* What to work on:
Restate the whole listing exactly.

* Dataset entries:
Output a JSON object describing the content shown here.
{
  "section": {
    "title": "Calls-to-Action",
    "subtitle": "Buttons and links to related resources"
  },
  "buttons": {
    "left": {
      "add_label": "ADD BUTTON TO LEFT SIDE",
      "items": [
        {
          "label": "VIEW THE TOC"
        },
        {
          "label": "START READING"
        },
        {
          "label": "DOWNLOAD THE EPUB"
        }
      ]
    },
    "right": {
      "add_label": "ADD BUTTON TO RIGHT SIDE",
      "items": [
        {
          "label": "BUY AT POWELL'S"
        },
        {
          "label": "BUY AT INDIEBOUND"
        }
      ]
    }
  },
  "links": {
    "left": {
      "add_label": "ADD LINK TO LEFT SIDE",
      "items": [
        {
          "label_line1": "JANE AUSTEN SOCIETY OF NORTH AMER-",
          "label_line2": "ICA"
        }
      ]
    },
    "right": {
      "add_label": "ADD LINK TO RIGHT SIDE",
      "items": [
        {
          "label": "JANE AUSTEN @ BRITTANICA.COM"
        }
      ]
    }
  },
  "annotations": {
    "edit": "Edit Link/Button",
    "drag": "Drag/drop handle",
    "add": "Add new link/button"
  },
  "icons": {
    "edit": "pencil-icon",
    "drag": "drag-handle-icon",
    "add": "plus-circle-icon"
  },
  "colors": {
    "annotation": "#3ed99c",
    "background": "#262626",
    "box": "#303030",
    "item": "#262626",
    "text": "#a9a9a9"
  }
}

* The completed task:
Output a JSON object describing the content shown here.
{
  "section": {
    "title": "Calls-to-Action",
    "subtitle": "Buttons and links to related resources"
  },
  "buttons": {
    "left": {
      "add_label": "ADD BUTTON TO LEFT SIDE",
      "items": [
        {
          "label": "VIEW THE TOC"
        },
        {
          "label": "START READING"
        },
        {
          "label": "DOWNLOAD THE EPUB"
        }
      ]
    },
    "right": {
      "add_label": "ADD BUTTON TO RIGHT SIDE",
      "items": [
        {
          "label": "BUY AT POWELL'S"
        },
        {
          "label": "BUY AT INDIEBOUND"
        }
      ]
    }
  },
  "links": {
    "left": {
      "add_label": "ADD LINK TO LEFT SIDE",
      "items": [
        {
          "label_line1": "JANE AUSTEN SOCIETY OF NORTH AMER-",
          "label_line2": "ICA"
        }
      ]
    },
    "right": {
      "add_label": "ADD LINK TO RIGHT SIDE",
      "items": [
        {
          "label": "JANE AUSTEN @ BRITTANICA.COM"
        }
      ]
    }
  },
  "annotations": {
    "edit": "Edit Link/Button",
    "drag": "Drag/drop handle",
    "add": "Add new link/button"
  },
  "icons": {
    "edit": "pencil-icon",
    "drag": "drag-handle-icon",
    "add": "plus-circle-icon"
  },
  "colors": {
    "annotation": "#3ed99c",
    "background": "#262626",
    "box": "#303030",
    "item": "#262626",
    "text": "#a9a9a9"
  }
}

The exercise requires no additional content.